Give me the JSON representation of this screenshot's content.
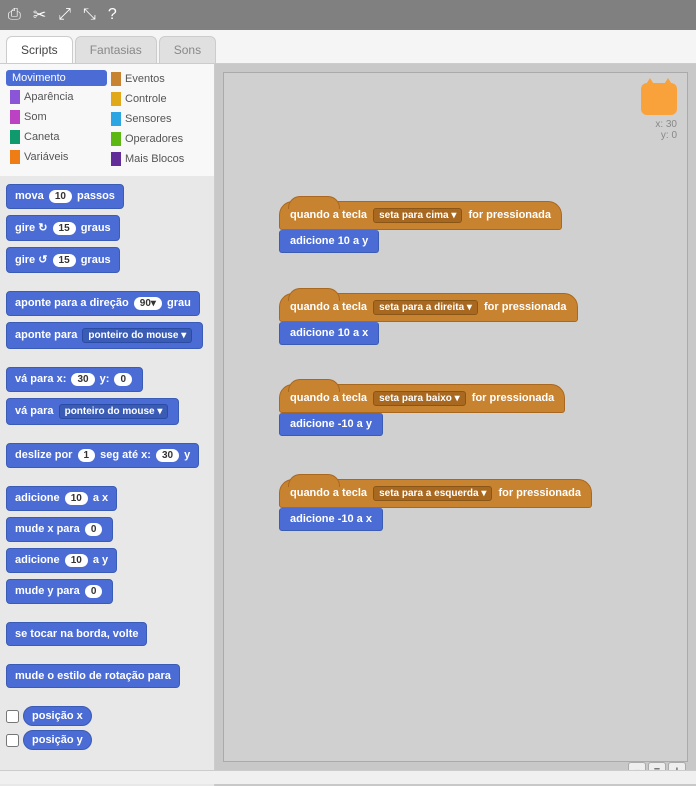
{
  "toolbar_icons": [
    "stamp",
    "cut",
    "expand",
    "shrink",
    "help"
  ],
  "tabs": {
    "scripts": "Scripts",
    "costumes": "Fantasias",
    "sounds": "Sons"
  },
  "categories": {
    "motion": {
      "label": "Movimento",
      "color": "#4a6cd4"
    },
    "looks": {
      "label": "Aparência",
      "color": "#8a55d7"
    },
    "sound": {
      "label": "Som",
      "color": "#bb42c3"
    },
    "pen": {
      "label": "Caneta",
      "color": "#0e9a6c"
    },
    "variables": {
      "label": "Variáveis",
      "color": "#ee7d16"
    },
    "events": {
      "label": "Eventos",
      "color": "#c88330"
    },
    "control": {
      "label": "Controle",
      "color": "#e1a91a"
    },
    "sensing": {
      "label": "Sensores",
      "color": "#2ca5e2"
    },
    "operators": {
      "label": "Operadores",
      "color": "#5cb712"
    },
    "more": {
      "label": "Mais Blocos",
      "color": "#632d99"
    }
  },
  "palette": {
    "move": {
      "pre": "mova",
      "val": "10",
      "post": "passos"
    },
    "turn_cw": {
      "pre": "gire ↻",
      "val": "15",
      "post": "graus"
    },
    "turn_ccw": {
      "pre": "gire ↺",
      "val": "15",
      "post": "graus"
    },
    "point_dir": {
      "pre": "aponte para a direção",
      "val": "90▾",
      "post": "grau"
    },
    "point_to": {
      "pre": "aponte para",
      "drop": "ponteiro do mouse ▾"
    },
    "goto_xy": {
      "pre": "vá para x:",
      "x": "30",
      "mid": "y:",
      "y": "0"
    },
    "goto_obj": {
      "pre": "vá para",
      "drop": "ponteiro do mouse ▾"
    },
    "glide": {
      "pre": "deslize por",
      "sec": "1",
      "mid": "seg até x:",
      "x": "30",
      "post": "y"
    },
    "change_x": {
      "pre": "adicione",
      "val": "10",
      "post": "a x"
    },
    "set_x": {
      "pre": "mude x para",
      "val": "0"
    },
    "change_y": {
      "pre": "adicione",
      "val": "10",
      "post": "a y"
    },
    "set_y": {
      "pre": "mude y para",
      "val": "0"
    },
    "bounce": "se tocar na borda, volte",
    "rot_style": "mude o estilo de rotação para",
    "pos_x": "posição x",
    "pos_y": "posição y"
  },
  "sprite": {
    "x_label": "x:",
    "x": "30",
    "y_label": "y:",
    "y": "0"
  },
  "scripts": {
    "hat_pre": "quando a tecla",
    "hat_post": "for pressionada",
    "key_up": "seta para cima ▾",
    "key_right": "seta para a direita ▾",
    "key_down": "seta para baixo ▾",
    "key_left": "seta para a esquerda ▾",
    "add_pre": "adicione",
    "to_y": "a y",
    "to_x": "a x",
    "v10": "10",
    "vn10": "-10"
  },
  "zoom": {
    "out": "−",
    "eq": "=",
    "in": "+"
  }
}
--
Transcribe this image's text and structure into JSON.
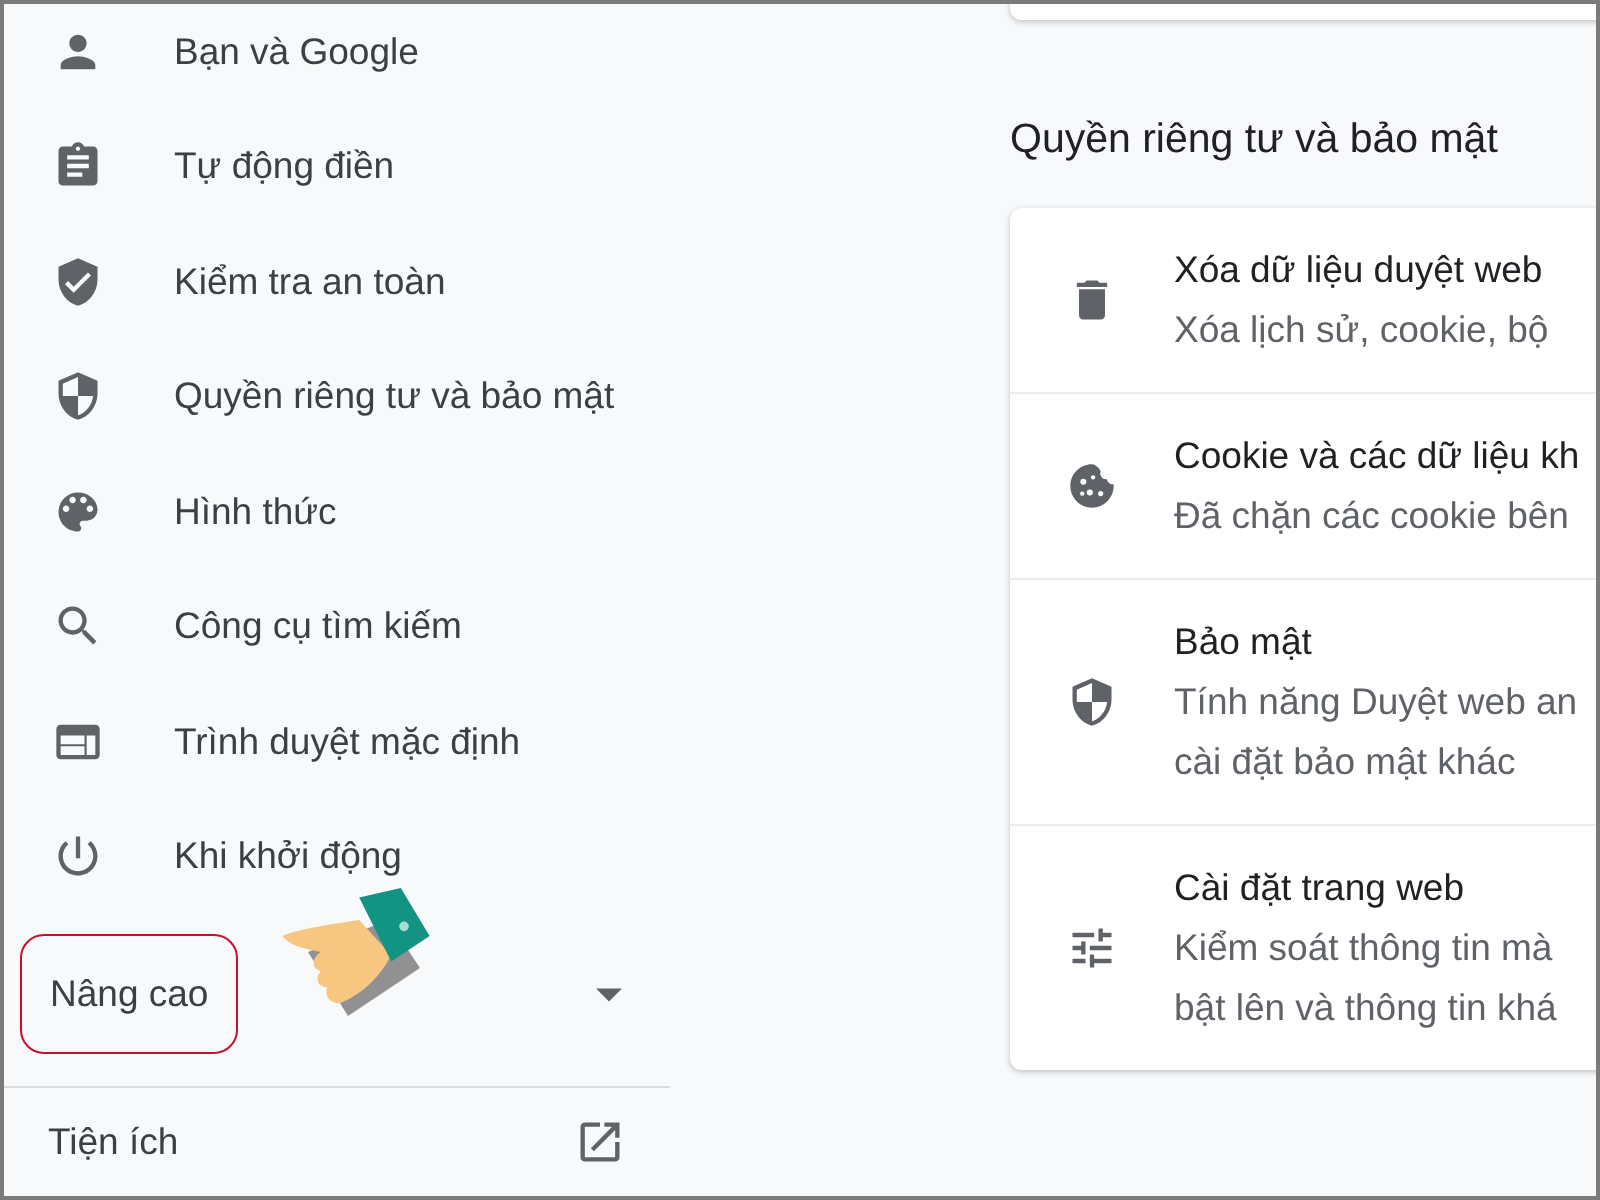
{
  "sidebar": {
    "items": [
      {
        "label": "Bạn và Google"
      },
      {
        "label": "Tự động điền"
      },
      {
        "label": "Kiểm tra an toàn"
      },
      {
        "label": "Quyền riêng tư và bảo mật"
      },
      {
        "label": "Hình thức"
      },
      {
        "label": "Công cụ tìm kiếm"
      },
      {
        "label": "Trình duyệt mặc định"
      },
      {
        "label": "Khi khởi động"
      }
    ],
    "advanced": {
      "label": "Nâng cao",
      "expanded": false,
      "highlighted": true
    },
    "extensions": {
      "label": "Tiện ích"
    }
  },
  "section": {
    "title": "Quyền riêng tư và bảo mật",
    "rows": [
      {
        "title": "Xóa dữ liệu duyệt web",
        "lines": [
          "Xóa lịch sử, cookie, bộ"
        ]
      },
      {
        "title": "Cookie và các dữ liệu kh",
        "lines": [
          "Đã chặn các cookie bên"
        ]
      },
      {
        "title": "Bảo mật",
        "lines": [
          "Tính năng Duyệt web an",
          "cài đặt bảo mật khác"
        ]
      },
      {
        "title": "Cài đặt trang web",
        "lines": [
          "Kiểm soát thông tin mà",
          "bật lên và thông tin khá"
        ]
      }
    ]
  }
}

• **PROBLEM DETAILS**
What is the number of lines above that contain the string "color"? Answer with the number alone.

• **RESPONSE TO THIS EXERCISE**
10